**Aim:** Compile every line that includes the word "Security".

**Supplied material:**
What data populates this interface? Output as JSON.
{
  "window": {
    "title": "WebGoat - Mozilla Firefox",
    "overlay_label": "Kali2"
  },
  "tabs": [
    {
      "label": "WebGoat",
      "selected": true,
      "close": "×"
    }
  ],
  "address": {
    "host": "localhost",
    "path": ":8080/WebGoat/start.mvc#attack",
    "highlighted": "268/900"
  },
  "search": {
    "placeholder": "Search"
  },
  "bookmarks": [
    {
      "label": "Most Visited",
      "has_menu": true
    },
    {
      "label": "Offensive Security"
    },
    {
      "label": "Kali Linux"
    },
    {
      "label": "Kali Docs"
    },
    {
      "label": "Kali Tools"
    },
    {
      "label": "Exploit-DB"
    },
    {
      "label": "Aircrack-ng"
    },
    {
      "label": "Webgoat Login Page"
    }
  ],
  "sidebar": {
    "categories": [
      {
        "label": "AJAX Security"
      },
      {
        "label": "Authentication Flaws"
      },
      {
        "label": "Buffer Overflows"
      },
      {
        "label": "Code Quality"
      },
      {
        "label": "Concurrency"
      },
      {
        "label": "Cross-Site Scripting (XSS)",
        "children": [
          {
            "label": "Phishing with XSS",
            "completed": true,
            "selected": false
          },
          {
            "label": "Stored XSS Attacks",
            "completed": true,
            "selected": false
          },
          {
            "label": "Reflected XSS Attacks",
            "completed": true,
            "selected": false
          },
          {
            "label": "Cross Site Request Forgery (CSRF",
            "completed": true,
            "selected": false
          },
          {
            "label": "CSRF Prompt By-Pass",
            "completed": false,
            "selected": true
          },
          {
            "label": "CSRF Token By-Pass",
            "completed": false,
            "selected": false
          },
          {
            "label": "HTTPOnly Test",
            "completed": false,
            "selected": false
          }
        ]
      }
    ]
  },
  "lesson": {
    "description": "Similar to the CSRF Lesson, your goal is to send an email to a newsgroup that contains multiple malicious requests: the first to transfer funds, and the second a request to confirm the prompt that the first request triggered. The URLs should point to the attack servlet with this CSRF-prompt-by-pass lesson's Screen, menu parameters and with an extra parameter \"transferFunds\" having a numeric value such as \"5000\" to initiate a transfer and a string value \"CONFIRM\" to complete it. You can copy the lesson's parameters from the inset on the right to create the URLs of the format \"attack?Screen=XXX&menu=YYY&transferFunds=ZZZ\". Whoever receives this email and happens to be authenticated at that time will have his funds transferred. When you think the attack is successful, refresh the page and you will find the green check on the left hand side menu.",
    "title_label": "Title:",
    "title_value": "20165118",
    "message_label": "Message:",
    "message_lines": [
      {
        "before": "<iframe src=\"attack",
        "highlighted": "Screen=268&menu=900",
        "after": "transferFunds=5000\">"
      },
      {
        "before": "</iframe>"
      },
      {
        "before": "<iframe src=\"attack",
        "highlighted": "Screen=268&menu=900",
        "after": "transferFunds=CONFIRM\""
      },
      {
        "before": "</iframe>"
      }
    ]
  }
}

**Response to the task:**
      "label": "Offensive Security"
        "label": "AJAX Security"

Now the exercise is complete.